==== DATA FOR THIS TASK
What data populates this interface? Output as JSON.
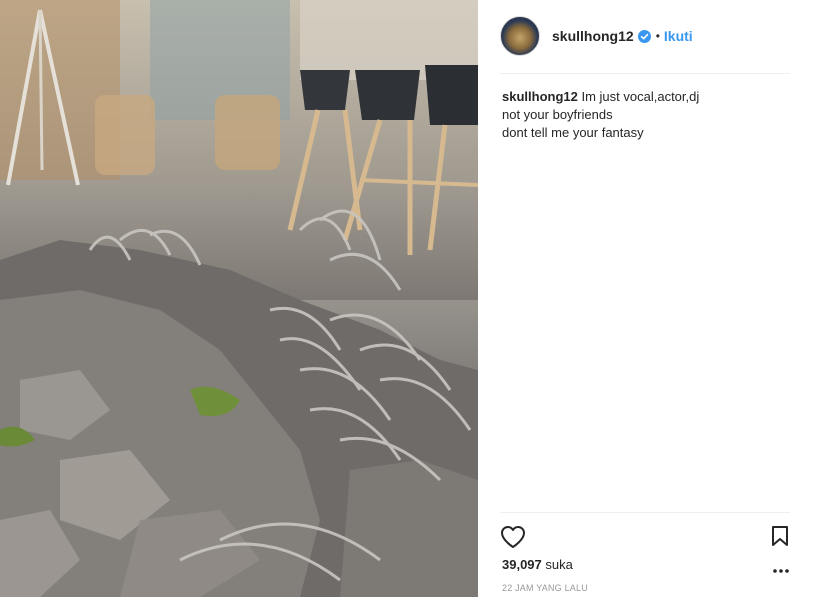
{
  "post": {
    "author": {
      "username": "skullhong12",
      "verified_icon": "verified-badge-icon",
      "avatar": "avatar"
    },
    "follow": {
      "separator": "•",
      "label": "Ikuti"
    },
    "caption": {
      "username": "skullhong12",
      "lines": [
        "Im just vocal,actor,dj",
        "not your boyfriends",
        "dont tell me your fantasy"
      ]
    },
    "likes": {
      "count": "39,097",
      "label": "suka"
    },
    "timestamp": "22 JAM YANG LALU",
    "icons": {
      "like": "heart-icon",
      "save": "bookmark-icon",
      "more": "more-options-icon"
    },
    "colors": {
      "accent": "#3897f0",
      "text": "#262626",
      "muted": "#999999",
      "divider": "#efefef"
    }
  }
}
========
__TASK REQUIREMENTS__: Write the records out once more, exactly as they appear, with no pictures.

__PROBLEM SOLUTION__:
What data populates this interface? Output as JSON.
{
  "post": {
    "author": {
      "username": "skullhong12",
      "verified_icon": "verified-badge-icon",
      "avatar": "avatar"
    },
    "follow": {
      "separator": "•",
      "label": "Ikuti"
    },
    "caption": {
      "username": "skullhong12",
      "lines": [
        "Im just vocal,actor,dj",
        "not your boyfriends",
        "dont tell me your fantasy"
      ]
    },
    "likes": {
      "count": "39,097",
      "label": "suka"
    },
    "timestamp": "22 JAM YANG LALU",
    "icons": {
      "like": "heart-icon",
      "save": "bookmark-icon",
      "more": "more-options-icon"
    },
    "colors": {
      "accent": "#3897f0",
      "text": "#262626",
      "muted": "#999999",
      "divider": "#efefef"
    }
  }
}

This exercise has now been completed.